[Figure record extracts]
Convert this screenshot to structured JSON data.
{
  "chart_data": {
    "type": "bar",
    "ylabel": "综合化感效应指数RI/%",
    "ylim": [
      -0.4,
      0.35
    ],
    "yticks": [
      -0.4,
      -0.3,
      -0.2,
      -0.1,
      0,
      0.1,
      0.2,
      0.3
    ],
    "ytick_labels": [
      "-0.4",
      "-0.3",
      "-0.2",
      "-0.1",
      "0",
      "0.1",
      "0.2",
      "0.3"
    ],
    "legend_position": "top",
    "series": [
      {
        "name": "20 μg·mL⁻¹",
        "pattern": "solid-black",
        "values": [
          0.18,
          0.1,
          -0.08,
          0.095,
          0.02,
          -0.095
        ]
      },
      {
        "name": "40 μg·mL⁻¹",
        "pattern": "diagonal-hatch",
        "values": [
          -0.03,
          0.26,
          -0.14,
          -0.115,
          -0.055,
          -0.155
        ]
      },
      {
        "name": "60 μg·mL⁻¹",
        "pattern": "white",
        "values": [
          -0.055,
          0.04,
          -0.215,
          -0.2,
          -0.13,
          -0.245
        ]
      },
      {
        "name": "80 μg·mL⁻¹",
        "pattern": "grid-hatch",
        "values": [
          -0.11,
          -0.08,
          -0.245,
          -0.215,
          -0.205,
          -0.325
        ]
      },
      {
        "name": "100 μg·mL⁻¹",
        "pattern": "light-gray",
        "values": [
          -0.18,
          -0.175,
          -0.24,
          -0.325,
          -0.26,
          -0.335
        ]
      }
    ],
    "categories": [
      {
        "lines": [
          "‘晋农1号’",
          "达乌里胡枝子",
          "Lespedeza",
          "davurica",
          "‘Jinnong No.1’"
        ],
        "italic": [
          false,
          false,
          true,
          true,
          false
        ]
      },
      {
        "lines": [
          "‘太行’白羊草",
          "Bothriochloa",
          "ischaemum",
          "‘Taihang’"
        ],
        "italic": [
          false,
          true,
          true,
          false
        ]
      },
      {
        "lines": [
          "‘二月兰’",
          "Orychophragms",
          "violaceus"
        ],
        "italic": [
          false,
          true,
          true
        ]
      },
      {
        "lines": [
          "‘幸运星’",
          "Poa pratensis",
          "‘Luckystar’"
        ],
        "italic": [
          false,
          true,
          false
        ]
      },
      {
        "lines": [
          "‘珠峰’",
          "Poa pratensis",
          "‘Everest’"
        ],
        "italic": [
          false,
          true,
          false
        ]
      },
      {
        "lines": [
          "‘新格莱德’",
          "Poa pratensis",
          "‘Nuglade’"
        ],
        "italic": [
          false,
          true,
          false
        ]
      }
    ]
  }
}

...

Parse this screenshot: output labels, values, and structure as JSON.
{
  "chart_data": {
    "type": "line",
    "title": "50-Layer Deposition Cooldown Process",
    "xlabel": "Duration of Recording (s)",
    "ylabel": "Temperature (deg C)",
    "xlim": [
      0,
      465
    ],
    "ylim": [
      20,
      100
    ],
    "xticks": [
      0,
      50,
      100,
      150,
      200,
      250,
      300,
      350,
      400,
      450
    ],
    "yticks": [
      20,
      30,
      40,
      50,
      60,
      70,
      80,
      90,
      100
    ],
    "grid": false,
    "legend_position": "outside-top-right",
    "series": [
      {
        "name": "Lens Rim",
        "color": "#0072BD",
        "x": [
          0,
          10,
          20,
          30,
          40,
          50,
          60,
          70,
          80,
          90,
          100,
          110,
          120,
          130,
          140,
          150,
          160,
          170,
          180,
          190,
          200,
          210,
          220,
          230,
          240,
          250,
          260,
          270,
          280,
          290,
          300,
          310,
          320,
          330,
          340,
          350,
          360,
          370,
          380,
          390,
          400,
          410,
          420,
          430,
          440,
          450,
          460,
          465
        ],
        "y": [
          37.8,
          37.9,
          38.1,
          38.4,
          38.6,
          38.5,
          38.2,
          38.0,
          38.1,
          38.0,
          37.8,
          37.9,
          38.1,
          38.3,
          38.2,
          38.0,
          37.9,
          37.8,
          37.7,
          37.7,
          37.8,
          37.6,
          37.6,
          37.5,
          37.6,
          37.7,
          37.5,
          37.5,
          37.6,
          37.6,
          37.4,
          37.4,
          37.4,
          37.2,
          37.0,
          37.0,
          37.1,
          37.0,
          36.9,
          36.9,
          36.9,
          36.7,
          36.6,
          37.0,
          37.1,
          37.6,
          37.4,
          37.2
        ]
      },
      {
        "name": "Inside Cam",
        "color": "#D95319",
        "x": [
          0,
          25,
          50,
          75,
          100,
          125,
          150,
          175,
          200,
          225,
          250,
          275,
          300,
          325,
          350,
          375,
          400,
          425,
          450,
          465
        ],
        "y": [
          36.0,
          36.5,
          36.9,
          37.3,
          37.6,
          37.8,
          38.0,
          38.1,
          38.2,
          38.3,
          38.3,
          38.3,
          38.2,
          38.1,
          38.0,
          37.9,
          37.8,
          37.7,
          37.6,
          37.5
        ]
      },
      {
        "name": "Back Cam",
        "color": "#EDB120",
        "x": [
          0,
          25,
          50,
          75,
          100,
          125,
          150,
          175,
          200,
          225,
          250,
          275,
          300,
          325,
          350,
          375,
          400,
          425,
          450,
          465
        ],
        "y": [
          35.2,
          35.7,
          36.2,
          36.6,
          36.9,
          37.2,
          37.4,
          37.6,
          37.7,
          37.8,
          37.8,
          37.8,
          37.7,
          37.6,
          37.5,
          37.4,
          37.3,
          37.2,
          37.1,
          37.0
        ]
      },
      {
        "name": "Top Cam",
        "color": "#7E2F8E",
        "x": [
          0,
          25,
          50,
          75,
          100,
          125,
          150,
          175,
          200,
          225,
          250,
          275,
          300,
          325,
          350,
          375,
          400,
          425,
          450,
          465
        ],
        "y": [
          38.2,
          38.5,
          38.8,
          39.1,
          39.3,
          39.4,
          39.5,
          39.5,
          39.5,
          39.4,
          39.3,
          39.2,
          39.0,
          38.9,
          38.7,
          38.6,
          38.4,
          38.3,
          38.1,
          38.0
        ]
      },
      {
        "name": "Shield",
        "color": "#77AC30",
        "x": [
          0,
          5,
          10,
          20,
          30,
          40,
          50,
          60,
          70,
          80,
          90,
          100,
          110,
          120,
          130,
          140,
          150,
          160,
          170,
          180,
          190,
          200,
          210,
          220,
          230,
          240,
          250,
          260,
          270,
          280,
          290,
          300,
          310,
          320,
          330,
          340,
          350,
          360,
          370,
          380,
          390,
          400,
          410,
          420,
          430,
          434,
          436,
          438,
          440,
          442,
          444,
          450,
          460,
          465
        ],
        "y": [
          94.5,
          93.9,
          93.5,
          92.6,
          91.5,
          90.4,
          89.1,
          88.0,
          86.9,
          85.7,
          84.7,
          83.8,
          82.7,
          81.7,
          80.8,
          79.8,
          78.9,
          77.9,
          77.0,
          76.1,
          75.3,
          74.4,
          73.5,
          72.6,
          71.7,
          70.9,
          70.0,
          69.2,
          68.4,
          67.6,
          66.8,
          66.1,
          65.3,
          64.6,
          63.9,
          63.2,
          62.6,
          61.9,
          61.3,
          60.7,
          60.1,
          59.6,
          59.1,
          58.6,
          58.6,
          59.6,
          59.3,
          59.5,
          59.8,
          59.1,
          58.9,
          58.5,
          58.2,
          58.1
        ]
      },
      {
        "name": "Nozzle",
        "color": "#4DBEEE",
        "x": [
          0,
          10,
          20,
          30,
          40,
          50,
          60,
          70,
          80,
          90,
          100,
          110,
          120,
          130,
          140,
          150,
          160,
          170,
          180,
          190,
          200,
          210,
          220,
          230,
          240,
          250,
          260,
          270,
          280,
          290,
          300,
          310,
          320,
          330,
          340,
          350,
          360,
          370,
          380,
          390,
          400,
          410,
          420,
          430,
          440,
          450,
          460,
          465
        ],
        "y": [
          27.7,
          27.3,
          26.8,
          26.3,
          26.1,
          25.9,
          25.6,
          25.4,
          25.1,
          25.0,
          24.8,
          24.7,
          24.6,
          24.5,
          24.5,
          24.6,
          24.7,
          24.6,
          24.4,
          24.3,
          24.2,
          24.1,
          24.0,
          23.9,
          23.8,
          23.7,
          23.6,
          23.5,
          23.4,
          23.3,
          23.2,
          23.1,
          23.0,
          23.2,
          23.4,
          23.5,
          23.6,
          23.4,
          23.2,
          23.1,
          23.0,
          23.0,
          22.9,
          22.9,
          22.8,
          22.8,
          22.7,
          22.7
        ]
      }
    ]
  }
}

■ **Stated task**
Check each line above for the string "name", then copy the ones that have it.

■ **Correct result**
        "name": "20 μg·mL⁻¹",
        "name": "40 μg·mL⁻¹",
        "name": "60 μg·mL⁻¹",
        "name": "80 μg·mL⁻¹",
        "name": "100 μg·mL⁻¹",
        "name": "Lens Rim",
        "name": "Inside Cam",
        "name": "Back Cam",
        "name": "Top Cam",
        "name": "Shield",
        "name": "Nozzle",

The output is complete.